--- DOCUMENTO ---

Quella bustarella è una trappola. La Procura di Milano indaga per concussione (un reato simile all'estorsione) e ha convinto la vittima a collaborare. Le banconote sono state fotocopiate in Procura, una ogni dieci è firmata dall'allora pubblico ministero Antonio Di Pietro e dal capitano dei carabinieri Roberto Zuliani. La tangente è la metà della somma totale pretesa da Chiesa: 14 milioni di lire, pari al 10 per cento del valore dell’appalto (140 milioni) per le pulizie del Trivulzio. L’arresto “con le mani nel sacco”, come titolano i giornali, crea scandalo attorno a un sistema di potere che a Milano è dominato dal Psi di Bettino Craxi.

Come rivelerà solo un successivo atto di «proroga indagini», l’inchiesta su Mario Chiesa era in realtà in corso dall’ottobre 1991. A scoperchiare lo scandalo era stato un anziano cronista del “Giorno”, Nino Leoni: quando pubblica le prime denunce sul Trivulzio, per sospetti favoritismi a imprese di pompe funebri, Chiesa lo querela. Invece di scaricare sul giornalista l’onere di provare che ha scritto sempre e soltanto la verità, per una volta il pm di turno, che è appunto Di Pietro, decide di indagare seriamente su quell'articolo e apre un “fascicolo alternativo”: si procederà per diffamazione solo se risulterà infondata la notizia della corruzione. Quando viene arrestato, quindi, Mario Chiesa è da mesi sotto intercettazione. E dalle sue telefonate in codice Di Pietro ha già scoperto che quel politico diventato manager pubblico nasconde miliardi di lire in Svizzera, su conti battezzati con nomi di acque minerali come Fiuggi e Levissima.
Craxi si sente per la prima volta sotto assedio a Milano e il 3 marzo 1992 tenta di circoscrivere il caso Chiesa. Intervistato dal Tg3, il segretario del Psi dichiara: «Una delle vittime di questa storia sono proprio io... Mi trovo davanti a un mariuolo che getta un’ombra su tutta l’immagine di un partito che a Milano, in 50 anni, non ha mai avuto un amministratore condannato per reati gravi contro la pubblica amministrazione».
La frase viene riferita in carcere all'arrestato, che si sente ormai scaricato e isolato. Il 23 marzo 1992 Mario Chiesa rompe il muro dell'omertà e firma la sua prima confessione-fiume. Parla di appalti truccati da decenni. Chiama in causa decine di piccole, medie e grandi aziende. Rivela di aver diviso i soldi con politici di rango nazionale. È il primo di una serie di interrogatori che svelano ai magistrati il sistema della corruzione. Prima c'era solo il «caso Chiesa». Da quel verbale nasce Tangentopoli.

--- RECORD DI DATI ---

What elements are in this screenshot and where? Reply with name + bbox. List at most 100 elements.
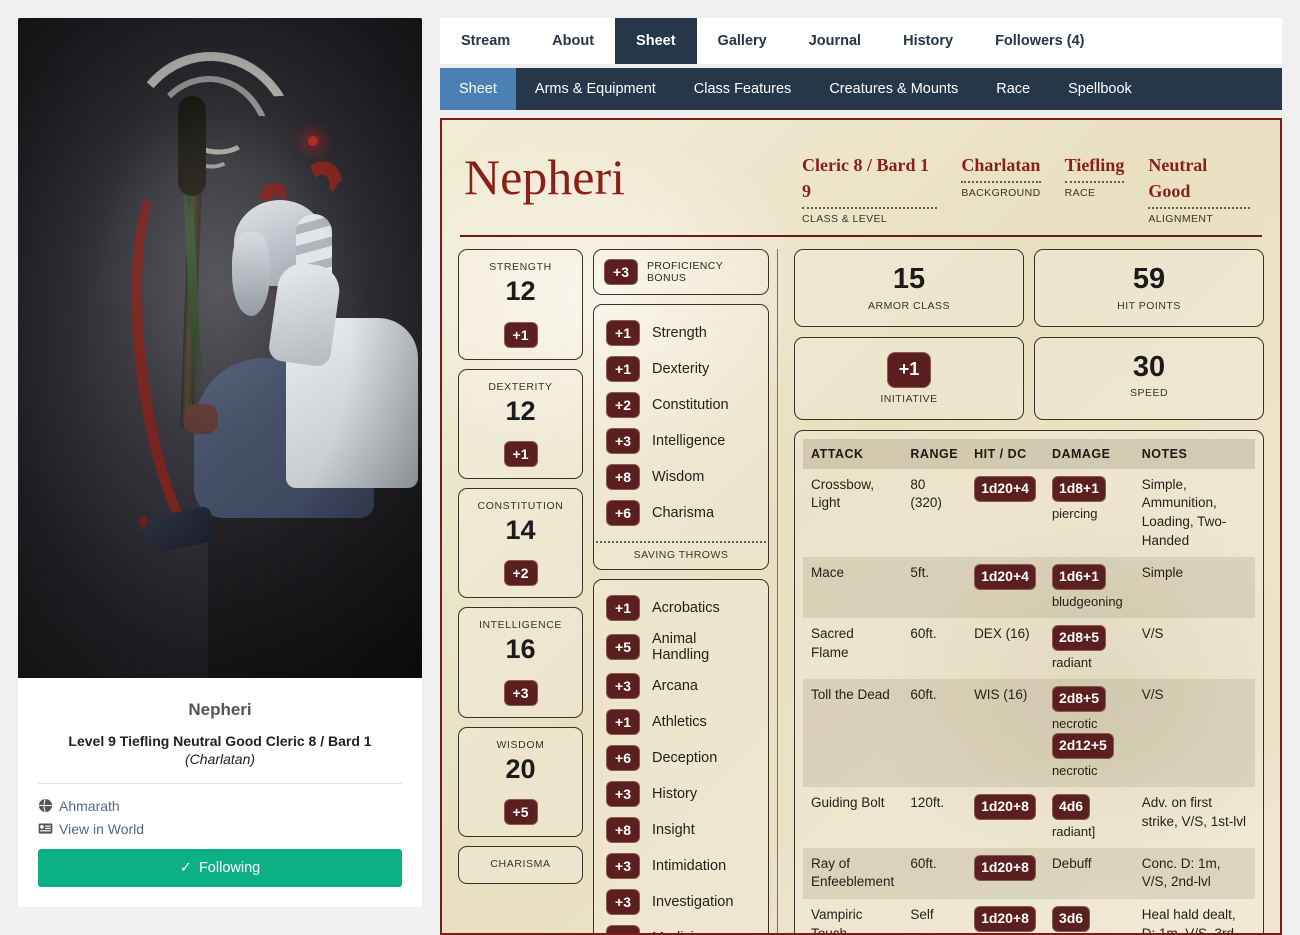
skill-modifier: +5: [606, 925, 640, 935]
tab-stream[interactable]: Stream: [440, 18, 531, 64]
ability-modifier: +5: [504, 799, 538, 825]
tab-history[interactable]: History: [882, 18, 974, 64]
attack-name: Vampiric Touch: [803, 899, 902, 935]
skill-history[interactable]: +3 History: [604, 776, 758, 812]
saving-throw-label: Strength: [652, 325, 707, 341]
saving-throw-intelligence[interactable]: +3 Intelligence: [604, 423, 758, 459]
ability-strength[interactable]: STRENGTH 12 +1: [458, 249, 583, 359]
ability-label: STRENGTH: [463, 261, 578, 273]
attack-damage-type: necrotic: [1052, 759, 1126, 780]
header-field-value: Cleric 8 / Bard 1 9: [802, 152, 937, 207]
skill-animal-handling[interactable]: +5 Animal Handling: [604, 626, 758, 668]
skill-athletics[interactable]: +1 Athletics: [604, 704, 758, 740]
ability-wisdom[interactable]: WISDOM 20 +5: [458, 727, 583, 837]
skill-insight[interactable]: +8 Insight: [604, 812, 758, 848]
tab-journal[interactable]: Journal: [788, 18, 882, 64]
tab-sheet[interactable]: Sheet: [615, 18, 697, 64]
subtab-sheet[interactable]: Sheet: [440, 68, 516, 110]
character-background: (Charlatan): [38, 751, 402, 781]
attack-damage-dice: 2d8+5: [1052, 625, 1106, 651]
view-in-world-link[interactable]: View in World: [38, 821, 402, 837]
header-field-label: CLASS & LEVEL: [802, 213, 937, 225]
sheet-header-rule: [460, 235, 1262, 237]
saving-throw-label: Charisma: [652, 505, 714, 521]
attacks-box: ATTACKRANGEHIT / DCDAMAGENOTES Crossbow,…: [794, 430, 1264, 935]
skill-arcana[interactable]: +3 Arcana: [604, 668, 758, 704]
speed-card[interactable]: 30 SPEED: [1034, 337, 1264, 420]
attack-row[interactable]: Crossbow, Light 80 (320) 1d20+4 1d8+1 pi…: [803, 469, 1255, 558]
subtab-class-features[interactable]: Class Features: [675, 68, 811, 110]
card-divider: [38, 783, 402, 784]
attack-row[interactable]: Mace 5ft. 1d20+4 1d6+1 bludgeoning Simpl…: [803, 557, 1255, 618]
attack-row[interactable]: Guiding Bolt 120ft. 1d20+8 4d6 radiant] …: [803, 787, 1255, 848]
attacks-col-range: RANGE: [902, 439, 966, 469]
initiative-card[interactable]: +1 INITIATIVE: [794, 337, 1024, 420]
initiative-value: +1: [887, 352, 931, 388]
ability-constitution[interactable]: CONSTITUTION 14 +2: [458, 488, 583, 598]
following-button[interactable]: ✓ Following: [38, 849, 402, 887]
header-field-class-level: Cleric 8 / Bard 1 9 CLASS & LEVEL: [790, 152, 949, 225]
ability-score: 12: [463, 273, 578, 307]
tab-gallery[interactable]: Gallery: [697, 18, 788, 64]
saving-throw-constitution[interactable]: +2 Constitution: [604, 387, 758, 423]
attack-hit: 1d20+4: [966, 557, 1044, 618]
skill-medicine[interactable]: +5 Medicine: [604, 920, 758, 935]
character-card-body: Nepheri Level 9 Tiefling Neutral Good Cl…: [18, 678, 422, 907]
attack-hit: WIS (16): [966, 679, 1044, 787]
subtab-spellbook[interactable]: Spellbook: [1049, 68, 1151, 110]
header-field-rule: [1148, 207, 1250, 209]
skill-acrobatics[interactable]: +1 Acrobatics: [604, 590, 758, 626]
subtab-race[interactable]: Race: [977, 68, 1049, 110]
saving-throw-wisdom[interactable]: +8 Wisdom: [604, 459, 758, 495]
saving-throw-modifier: +1: [606, 320, 640, 346]
attack-row[interactable]: Ray of Enfeeblement 60ft. 1d20+8 Debuff …: [803, 848, 1255, 899]
armor-class-card[interactable]: 15 ARMOR CLASS: [794, 249, 1024, 326]
subtab-creatures-mounts[interactable]: Creatures & Mounts: [810, 68, 977, 110]
proficiency-bonus-box[interactable]: +3 PROFICIENCY BONUS: [593, 249, 769, 295]
tab-about[interactable]: About: [531, 18, 615, 64]
saving-throw-modifier: +2: [606, 392, 640, 418]
ability-intelligence[interactable]: INTELLIGENCE 16 +3: [458, 607, 583, 717]
skill-modifier: +3: [606, 673, 640, 699]
attack-row[interactable]: Sacred Flame 60ft. DEX (16) 2d8+5 radian…: [803, 618, 1255, 679]
attack-hit: 1d20+8: [966, 787, 1044, 848]
id-card-icon: [38, 821, 53, 836]
saving-throw-charisma[interactable]: +6 Charisma: [604, 495, 758, 531]
skill-label: Athletics: [652, 714, 707, 730]
ability-charisma[interactable]: CHARISMA: [458, 846, 583, 884]
skill-deception[interactable]: +6 Deception: [604, 740, 758, 776]
character-summary: Level 9 Tiefling Neutral Good Cleric 8 /…: [38, 732, 402, 751]
ability-dexterity[interactable]: DEXTERITY 12 +1: [458, 369, 583, 479]
attack-hit-value: 1d20+4: [974, 564, 1036, 590]
header-field-race: Tiefling RACE: [1053, 152, 1137, 225]
skill-label: History: [652, 786, 697, 802]
attack-notes: V/S: [1134, 679, 1255, 787]
sheet-columns: STRENGTH 12 +1 DEXTERITY 12 +1 CONSTITUT…: [456, 249, 1266, 935]
subtab-arms-equipment[interactable]: Arms & Equipment: [516, 68, 675, 110]
attack-damage-type: bludgeoning: [1052, 590, 1126, 611]
attack-damage: 2d8+5 radiant: [1044, 618, 1134, 679]
saving-throw-modifier: +1: [606, 356, 640, 382]
saving-throw-strength[interactable]: +1 Strength: [604, 315, 758, 351]
header-field-rule: [961, 181, 1040, 183]
tab-followers-4[interactable]: Followers (4): [974, 18, 1105, 64]
attack-damage-type: radiant: [1052, 651, 1126, 672]
header-field-value: Charlatan: [961, 152, 1040, 181]
attack-name: Mace: [803, 557, 902, 618]
attack-damage-dice: 4d6: [1052, 794, 1090, 820]
sheet-header-fields: Cleric 8 / Bard 1 9 CLASS & LEVEL Charla…: [790, 140, 1262, 225]
saving-throw-dexterity[interactable]: +1 Dexterity: [604, 351, 758, 387]
world-link[interactable]: Ahmarath: [38, 798, 402, 814]
hit-points-card[interactable]: 59 HIT POINTS: [1034, 249, 1264, 326]
skill-intimidation[interactable]: +3 Intimidation: [604, 848, 758, 884]
skill-investigation[interactable]: +3 Investigation: [604, 884, 758, 920]
attack-row[interactable]: Toll the Dead 60ft. WIS (16) 2d8+5 necro…: [803, 679, 1255, 787]
skill-modifier: +3: [606, 853, 640, 879]
ability-label: INTELLIGENCE: [463, 619, 578, 631]
attack-row[interactable]: Vampiric Touch Self 1d20+8 3d6 necrotic …: [803, 899, 1255, 935]
combat-stats-row-one: 15 ARMOR CLASS 59 HIT POINTS: [794, 249, 1264, 336]
attack-damage-type: radiant]: [1052, 820, 1126, 841]
saving-throw-label: Constitution: [652, 397, 729, 413]
attack-hit-value: 1d20+8: [974, 906, 1036, 932]
skill-modifier: +5: [606, 634, 640, 660]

---

(COMPITI ASSEGNATI)
**1)** Traduci in inglese la seguente frase del documento sul caso Chiesa: «Il 23 marzo 1992 Mario Chiesa rompe il muro dell'omertà e firma la sua prima confessione-fiume.»
**2)** Prosegui il documento sul caso Chiesa dopo l'ultima frase riportata.

(LE RISPOSTE)
**1)** On March 23, 1992, Mario Chiesa breaks the wall of silence and signs his first lengthy confession.

**2)**
Le confessioni di Chiesa hanno l'effetto della scintilla che scatena un incendio. I primi imprenditori chiamati in causa per gli appalti della “Baggina” (come i milanesi chiamano il Trivulzio, perché ha sede sulla strada per Baggio) cominciano ad ammettere di aver pagato tangenti. E confessano altre corruzioni, allargando le indagini.
Tra i politici, il primo a collaborare con i magistrati è il socialista Alfredo Mosini: subito dopo l'avviso di garanzia, si dimette dalla carica di assessore comunale e confessa anni di spartizioni delle tangenti sugli appalti dell’ospedale Fatebenefratelli, di cui era stato amministratore. Oltre a Dc, Psi e agli alleati centristi Pri, Psdi e Pli, a Milano l’inchiesta coinvolge dall’inizio anche il Pci-Pds.
Le elezioni politiche del 5 aprile 1992 segnano il crollo dei due partiti di massa: la Dc perde 5 punti e scende sotto il 30 per cento; il Pds con Rifondazione comunista si ferma al 26,6 (meno 4,9 rispetto al 1987). Il Psi di Craxi invece limita il calo dal 14,3 al 13,6 per cento. La Lega Nord, che in Lombardia aveva già raggiunto il 18,6 per cento alle amministrative del 1990, sfonda in tutto il Nord, conquistando 8,7 punti a livello nazionale, e manda in parlamento 55 deputati e 25 senatori, che promettono battaglia contro «Roma ladrona».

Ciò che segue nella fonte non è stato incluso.